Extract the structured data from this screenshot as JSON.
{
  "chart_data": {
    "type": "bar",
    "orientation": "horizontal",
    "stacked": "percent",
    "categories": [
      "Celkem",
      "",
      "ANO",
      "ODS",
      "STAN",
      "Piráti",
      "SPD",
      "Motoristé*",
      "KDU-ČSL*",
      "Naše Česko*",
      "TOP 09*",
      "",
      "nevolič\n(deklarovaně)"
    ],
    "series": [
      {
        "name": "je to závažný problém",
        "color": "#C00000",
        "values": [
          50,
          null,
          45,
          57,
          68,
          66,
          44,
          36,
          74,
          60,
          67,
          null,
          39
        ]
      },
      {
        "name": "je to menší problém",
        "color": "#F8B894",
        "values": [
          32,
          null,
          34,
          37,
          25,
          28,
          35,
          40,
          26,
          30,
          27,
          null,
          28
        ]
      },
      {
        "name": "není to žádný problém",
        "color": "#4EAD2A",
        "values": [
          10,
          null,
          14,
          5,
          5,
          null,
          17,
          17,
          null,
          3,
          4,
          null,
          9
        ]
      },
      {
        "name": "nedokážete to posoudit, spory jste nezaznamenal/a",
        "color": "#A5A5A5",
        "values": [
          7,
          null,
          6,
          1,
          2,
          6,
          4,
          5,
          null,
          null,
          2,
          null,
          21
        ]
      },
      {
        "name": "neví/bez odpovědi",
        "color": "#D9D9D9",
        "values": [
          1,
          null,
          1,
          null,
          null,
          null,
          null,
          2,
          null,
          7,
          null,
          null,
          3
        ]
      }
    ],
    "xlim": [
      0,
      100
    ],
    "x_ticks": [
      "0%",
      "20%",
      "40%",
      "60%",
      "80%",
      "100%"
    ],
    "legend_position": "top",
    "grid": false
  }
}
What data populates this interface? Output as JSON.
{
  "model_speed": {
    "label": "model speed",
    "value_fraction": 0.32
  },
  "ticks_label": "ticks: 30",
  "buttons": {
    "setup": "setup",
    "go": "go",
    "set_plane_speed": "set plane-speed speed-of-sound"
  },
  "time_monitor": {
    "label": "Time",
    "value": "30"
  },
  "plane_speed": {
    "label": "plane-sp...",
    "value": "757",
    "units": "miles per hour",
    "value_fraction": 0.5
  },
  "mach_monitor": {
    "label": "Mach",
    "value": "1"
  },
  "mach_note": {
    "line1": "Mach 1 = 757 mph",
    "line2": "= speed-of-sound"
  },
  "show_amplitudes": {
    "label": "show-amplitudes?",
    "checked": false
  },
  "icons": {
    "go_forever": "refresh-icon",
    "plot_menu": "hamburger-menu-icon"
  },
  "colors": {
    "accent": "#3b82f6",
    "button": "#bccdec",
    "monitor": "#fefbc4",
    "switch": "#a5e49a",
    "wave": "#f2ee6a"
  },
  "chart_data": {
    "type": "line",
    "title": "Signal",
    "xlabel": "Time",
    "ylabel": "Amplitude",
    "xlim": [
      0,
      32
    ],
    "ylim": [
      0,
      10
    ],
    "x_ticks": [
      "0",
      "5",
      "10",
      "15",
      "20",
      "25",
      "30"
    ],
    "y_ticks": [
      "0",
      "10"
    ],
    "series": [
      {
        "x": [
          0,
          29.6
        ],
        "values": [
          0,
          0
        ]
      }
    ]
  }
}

■ THE TASK ■
Return the entries above exactly as they appear.

■ CORRECT RESULT ■
Extract the structured data from this screenshot as JSON.
{
  "chart_data": {
    "type": "bar",
    "orientation": "horizontal",
    "stacked": "percent",
    "categories": [
      "Celkem",
      "",
      "ANO",
      "ODS",
      "STAN",
      "Piráti",
      "SPD",
      "Motoristé*",
      "KDU-ČSL*",
      "Naše Česko*",
      "TOP 09*",
      "",
      "nevolič\n(deklarovaně)"
    ],
    "series": [
      {
        "name": "je to závažný problém",
        "color": "#C00000",
        "values": [
          50,
          null,
          45,
          57,
          68,
          66,
          44,
          36,
          74,
          60,
          67,
          null,
          39
        ]
      },
      {
        "name": "je to menší problém",
        "color": "#F8B894",
        "values": [
          32,
          null,
          34,
          37,
          25,
          28,
          35,
          40,
          26,
          30,
          27,
          null,
          28
        ]
      },
      {
        "name": "není to žádný problém",
        "color": "#4EAD2A",
        "values": [
          10,
          null,
          14,
          5,
          5,
          null,
          17,
          17,
          null,
          3,
          4,
          null,
          9
        ]
      },
      {
        "name": "nedokážete to posoudit, spory jste nezaznamenal/a",
        "color": "#A5A5A5",
        "values": [
          7,
          null,
          6,
          1,
          2,
          6,
          4,
          5,
          null,
          null,
          2,
          null,
          21
        ]
      },
      {
        "name": "neví/bez odpovědi",
        "color": "#D9D9D9",
        "values": [
          1,
          null,
          1,
          null,
          null,
          null,
          null,
          2,
          null,
          7,
          null,
          null,
          3
        ]
      }
    ],
    "xlim": [
      0,
      100
    ],
    "x_ticks": [
      "0%",
      "20%",
      "40%",
      "60%",
      "80%",
      "100%"
    ],
    "legend_position": "top",
    "grid": false
  }
}
What data populates this interface? Output as JSON.
{
  "model_speed": {
    "label": "model speed",
    "value_fraction": 0.32
  },
  "ticks_label": "ticks: 30",
  "buttons": {
    "setup": "setup",
    "go": "go",
    "set_plane_speed": "set plane-speed speed-of-sound"
  },
  "time_monitor": {
    "label": "Time",
    "value": "30"
  },
  "plane_speed": {
    "label": "plane-sp...",
    "value": "757",
    "units": "miles per hour",
    "value_fraction": 0.5
  },
  "mach_monitor": {
    "label": "Mach",
    "value": "1"
  },
  "mach_note": {
    "line1": "Mach 1 = 757 mph",
    "line2": "= speed-of-sound"
  },
  "show_amplitudes": {
    "label": "show-amplitudes?",
    "checked": false
  },
  "icons": {
    "go_forever": "refresh-icon",
    "plot_menu": "hamburger-menu-icon"
  },
  "colors": {
    "accent": "#3b82f6",
    "button": "#bccdec",
    "monitor": "#fefbc4",
    "switch": "#a5e49a",
    "wave": "#f2ee6a"
  },
  "chart_data": {
    "type": "line",
    "title": "Signal",
    "xlabel": "Time",
    "ylabel": "Amplitude",
    "xlim": [
      0,
      32
    ],
    "ylim": [
      0,
      10
    ],
    "x_ticks": [
      "0",
      "5",
      "10",
      "15",
      "20",
      "25",
      "30"
    ],
    "y_ticks": [
      "0",
      "10"
    ],
    "series": [
      {
        "x": [
          0,
          29.6
        ],
        "values": [
          0,
          0
        ]
      }
    ]
  }
}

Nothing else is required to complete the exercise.